Copy each entry as it stands, leaving nothing out.

START Given entries

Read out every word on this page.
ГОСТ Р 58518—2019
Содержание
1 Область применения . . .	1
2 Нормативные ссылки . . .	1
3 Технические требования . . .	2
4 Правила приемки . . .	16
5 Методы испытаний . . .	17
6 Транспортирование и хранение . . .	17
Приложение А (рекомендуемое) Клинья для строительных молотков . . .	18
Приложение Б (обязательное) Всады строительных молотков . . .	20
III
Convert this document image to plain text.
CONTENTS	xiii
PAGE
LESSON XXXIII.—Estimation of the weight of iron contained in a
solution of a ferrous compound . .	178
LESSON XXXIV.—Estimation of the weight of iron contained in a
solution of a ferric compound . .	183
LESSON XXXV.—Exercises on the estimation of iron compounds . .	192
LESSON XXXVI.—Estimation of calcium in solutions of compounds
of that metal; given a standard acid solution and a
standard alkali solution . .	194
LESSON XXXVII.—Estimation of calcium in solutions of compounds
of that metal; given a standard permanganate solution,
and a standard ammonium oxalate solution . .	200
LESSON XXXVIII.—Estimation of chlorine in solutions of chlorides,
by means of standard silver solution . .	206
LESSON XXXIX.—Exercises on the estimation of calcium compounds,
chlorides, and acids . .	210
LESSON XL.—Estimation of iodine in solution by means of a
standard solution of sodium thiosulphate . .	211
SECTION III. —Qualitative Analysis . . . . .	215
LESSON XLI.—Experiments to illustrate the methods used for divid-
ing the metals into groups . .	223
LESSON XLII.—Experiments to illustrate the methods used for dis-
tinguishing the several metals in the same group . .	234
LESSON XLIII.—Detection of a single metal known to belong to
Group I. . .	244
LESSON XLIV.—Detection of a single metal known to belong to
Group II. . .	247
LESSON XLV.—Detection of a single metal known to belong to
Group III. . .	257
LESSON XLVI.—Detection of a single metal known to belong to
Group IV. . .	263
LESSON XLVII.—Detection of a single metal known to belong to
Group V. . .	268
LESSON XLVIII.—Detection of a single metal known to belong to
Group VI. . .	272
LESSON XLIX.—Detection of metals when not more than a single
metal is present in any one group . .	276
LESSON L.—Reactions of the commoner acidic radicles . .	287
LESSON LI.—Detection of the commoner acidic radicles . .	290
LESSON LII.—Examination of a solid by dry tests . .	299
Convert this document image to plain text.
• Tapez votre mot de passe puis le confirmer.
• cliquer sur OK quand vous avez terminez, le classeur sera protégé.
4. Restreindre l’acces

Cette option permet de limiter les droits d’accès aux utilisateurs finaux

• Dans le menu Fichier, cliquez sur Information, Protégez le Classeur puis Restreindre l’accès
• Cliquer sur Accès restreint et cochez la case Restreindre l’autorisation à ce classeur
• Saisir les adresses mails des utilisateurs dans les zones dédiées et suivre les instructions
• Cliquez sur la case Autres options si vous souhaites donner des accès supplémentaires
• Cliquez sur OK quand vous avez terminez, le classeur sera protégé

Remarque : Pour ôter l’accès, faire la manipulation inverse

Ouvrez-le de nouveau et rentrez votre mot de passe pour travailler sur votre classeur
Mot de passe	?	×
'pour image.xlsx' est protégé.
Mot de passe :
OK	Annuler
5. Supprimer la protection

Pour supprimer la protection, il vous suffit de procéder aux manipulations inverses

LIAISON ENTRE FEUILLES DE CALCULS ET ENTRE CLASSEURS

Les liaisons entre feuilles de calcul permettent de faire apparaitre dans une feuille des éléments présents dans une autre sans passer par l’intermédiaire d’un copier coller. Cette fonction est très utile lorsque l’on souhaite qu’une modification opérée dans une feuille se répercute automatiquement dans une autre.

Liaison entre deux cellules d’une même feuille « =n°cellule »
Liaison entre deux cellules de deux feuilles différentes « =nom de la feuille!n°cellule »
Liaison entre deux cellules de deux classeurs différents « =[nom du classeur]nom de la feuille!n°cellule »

END Given entries

> _Written solution_:
Read out every word on this page.
ГОСТ Р 58518—2019
Содержание
1 Область применения . . .	1
2 Нормативные ссылки . . .	1
3 Технические требования . . .	2
4 Правила приемки . . .	16
5 Методы испытаний . . .	17
6 Транспортирование и хранение . . .	17
Приложение А (рекомендуемое) Клинья для строительных молотков . . .	18
Приложение Б (обязательное) Всады строительных молотков . . .	20
III
Convert this document image to plain text.
CONTENTS	xiii
PAGE
LESSON XXXIII.—Estimation of the weight of iron contained in a
solution of a ferrous compound . .	178
LESSON XXXIV.—Estimation of the weight of iron contained in a
solution of a ferric compound . .	183
LESSON XXXV.—Exercises on the estimation of iron compounds . .	192
LESSON XXXVI.—Estimation of calcium in solutions of compounds
of that metal; given a standard acid solution and a
standard alkali solution . .	194
LESSON XXXVII.—Estimation of calcium in solutions of compounds
of that metal; given a standard permanganate solution,
and a standard ammonium oxalate solution . .	200
LESSON XXXVIII.—Estimation of chlorine in solutions of chlorides,
by means of standard silver solution . .	206
LESSON XXXIX.—Exercises on the estimation of calcium compounds,
chlorides, and acids . .	210
LESSON XL.—Estimation of iodine in solution by means of a
standard solution of sodium thiosulphate . .	211
SECTION III. —Qualitative Analysis . . . . .	215
LESSON XLI.—Experiments to illustrate the methods used for divid-
ing the metals into groups . .	223
LESSON XLII.—Experiments to illustrate the methods used for dis-
tinguishing the several metals in the same group . .	234
LESSON XLIII.—Detection of a single metal known to belong to
Group I. . .	244
LESSON XLIV.—Detection of a single metal known to belong to
Group II. . .	247
LESSON XLV.—Detection of a single metal known to belong to
Group III. . .	257
LESSON XLVI.—Detection of a single metal known to belong to
Group IV. . .	263
LESSON XLVII.—Detection of a single metal known to belong to
Group V. . .	268
LESSON XLVIII.—Detection of a single metal known to belong to
Group VI. . .	272
LESSON XLIX.—Detection of metals when not more than a single
metal is present in any one group . .	276
LESSON L.—Reactions of the commoner acidic radicles . .	287
LESSON LI.—Detection of the commoner acidic radicles . .	290
LESSON LII.—Examination of a solid by dry tests . .	299
Convert this document image to plain text.
• Tapez votre mot de passe puis le confirmer.
• cliquer sur OK quand vous avez terminez, le classeur sera protégé.
4. Restreindre l’acces

Cette option permet de limiter les droits d’accès aux utilisateurs finaux

• Dans le menu Fichier, cliquez sur Information, Protégez le Classeur puis Restreindre l’accès
• Cliquer sur Accès restreint et cochez la case Restreindre l’autorisation à ce classeur
• Saisir les adresses mails des utilisateurs dans les zones dédiées et suivre les instructions
• Cliquez sur la case Autres options si vous souhaites donner des accès supplémentaires
• Cliquez sur OK quand vous avez terminez, le classeur sera protégé

Remarque : Pour ôter l’accès, faire la manipulation inverse

Ouvrez-le de nouveau et rentrez votre mot de passe pour travailler sur votre classeur
Mot de passe	?	×
'pour image.xlsx' est protégé.
Mot de passe :
OK	Annuler
5. Supprimer la protection

Pour supprimer la protection, il vous suffit de procéder aux manipulations inverses

LIAISON ENTRE FEUILLES DE CALCULS ET ENTRE CLASSEURS

Les liaisons entre feuilles de calcul permettent de faire apparaitre dans une feuille des éléments présents dans une autre sans passer par l’intermédiaire d’un copier coller. Cette fonction est très utile lorsque l’on souhaite qu’une modification opérée dans une feuille se répercute automatiquement dans une autre.

Liaison entre deux cellules d’une même feuille « =n°cellule »
Liaison entre deux cellules de deux feuilles différentes « =nom de la feuille!n°cellule »
Liaison entre deux cellules de deux classeurs différents « =[nom du classeur]nom de la feuille!n°cellule »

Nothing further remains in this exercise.